(Dataset records)
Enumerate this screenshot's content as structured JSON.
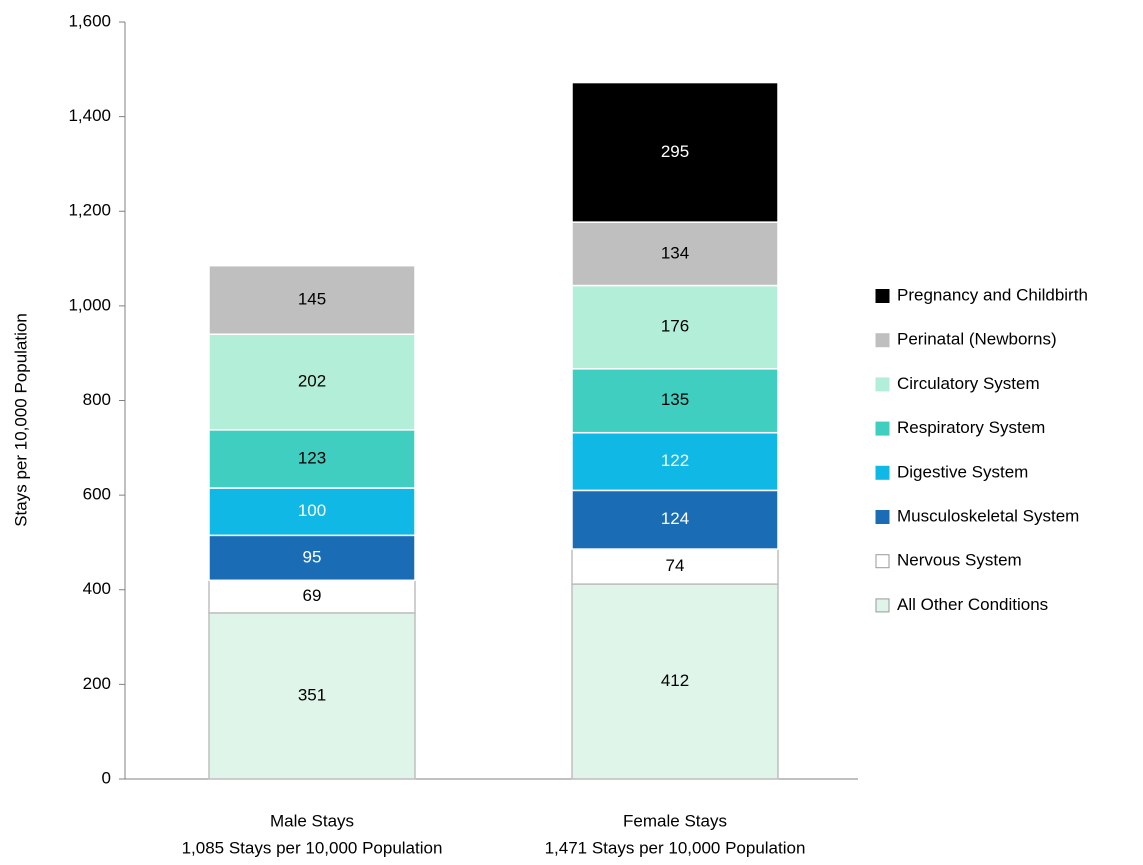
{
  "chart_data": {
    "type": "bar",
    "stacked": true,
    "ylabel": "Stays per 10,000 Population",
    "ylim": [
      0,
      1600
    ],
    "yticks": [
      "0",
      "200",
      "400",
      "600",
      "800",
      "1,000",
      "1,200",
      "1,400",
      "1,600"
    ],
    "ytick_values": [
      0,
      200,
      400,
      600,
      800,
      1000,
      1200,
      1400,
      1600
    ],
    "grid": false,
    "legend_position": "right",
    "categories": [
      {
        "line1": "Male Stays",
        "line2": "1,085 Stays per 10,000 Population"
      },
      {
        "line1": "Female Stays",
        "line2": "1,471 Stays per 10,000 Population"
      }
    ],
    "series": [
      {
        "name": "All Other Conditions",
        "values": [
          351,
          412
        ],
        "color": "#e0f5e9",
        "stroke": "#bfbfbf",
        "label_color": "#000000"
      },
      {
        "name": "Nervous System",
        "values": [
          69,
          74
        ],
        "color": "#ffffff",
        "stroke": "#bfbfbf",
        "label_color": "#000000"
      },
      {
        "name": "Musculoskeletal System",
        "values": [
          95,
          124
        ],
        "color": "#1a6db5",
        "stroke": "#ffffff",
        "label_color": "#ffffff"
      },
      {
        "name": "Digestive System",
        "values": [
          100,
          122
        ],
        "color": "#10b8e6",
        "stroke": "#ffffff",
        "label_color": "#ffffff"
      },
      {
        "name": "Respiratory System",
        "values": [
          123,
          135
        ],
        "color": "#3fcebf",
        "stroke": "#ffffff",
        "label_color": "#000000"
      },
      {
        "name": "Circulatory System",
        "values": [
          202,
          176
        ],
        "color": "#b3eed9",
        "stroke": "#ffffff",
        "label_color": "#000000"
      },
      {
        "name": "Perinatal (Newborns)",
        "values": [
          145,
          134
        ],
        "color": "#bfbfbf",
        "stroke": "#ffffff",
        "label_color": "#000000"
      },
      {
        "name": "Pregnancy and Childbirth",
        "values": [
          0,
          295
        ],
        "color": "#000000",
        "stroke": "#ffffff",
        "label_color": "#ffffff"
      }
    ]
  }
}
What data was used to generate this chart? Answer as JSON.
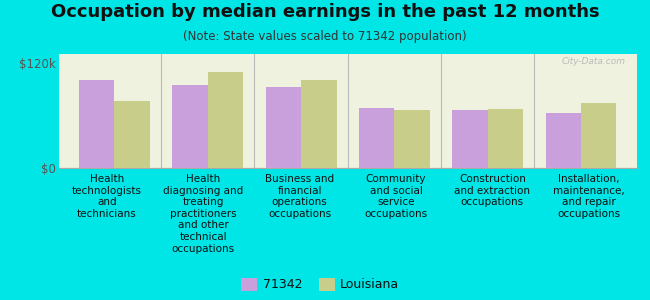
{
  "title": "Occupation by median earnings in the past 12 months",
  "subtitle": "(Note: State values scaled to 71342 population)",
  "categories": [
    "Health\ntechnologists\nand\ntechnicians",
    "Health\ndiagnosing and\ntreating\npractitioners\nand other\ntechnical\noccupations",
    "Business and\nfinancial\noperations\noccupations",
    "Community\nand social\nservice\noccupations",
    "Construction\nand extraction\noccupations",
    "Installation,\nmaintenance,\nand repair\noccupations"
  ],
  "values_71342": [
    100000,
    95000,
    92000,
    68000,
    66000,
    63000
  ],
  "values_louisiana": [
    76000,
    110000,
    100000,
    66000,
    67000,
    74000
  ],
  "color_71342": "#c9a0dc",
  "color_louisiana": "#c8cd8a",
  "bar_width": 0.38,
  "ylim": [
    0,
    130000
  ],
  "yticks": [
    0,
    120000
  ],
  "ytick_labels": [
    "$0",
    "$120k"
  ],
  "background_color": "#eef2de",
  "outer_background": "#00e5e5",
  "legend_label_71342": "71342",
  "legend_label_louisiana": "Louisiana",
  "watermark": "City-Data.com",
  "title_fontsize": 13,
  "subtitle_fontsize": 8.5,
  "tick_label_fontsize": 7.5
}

▶ _EXERCISE PROMPT_
Tally the lines in this data that hold the word "nand" and state only the count.

▶ _THE ANSWER_
5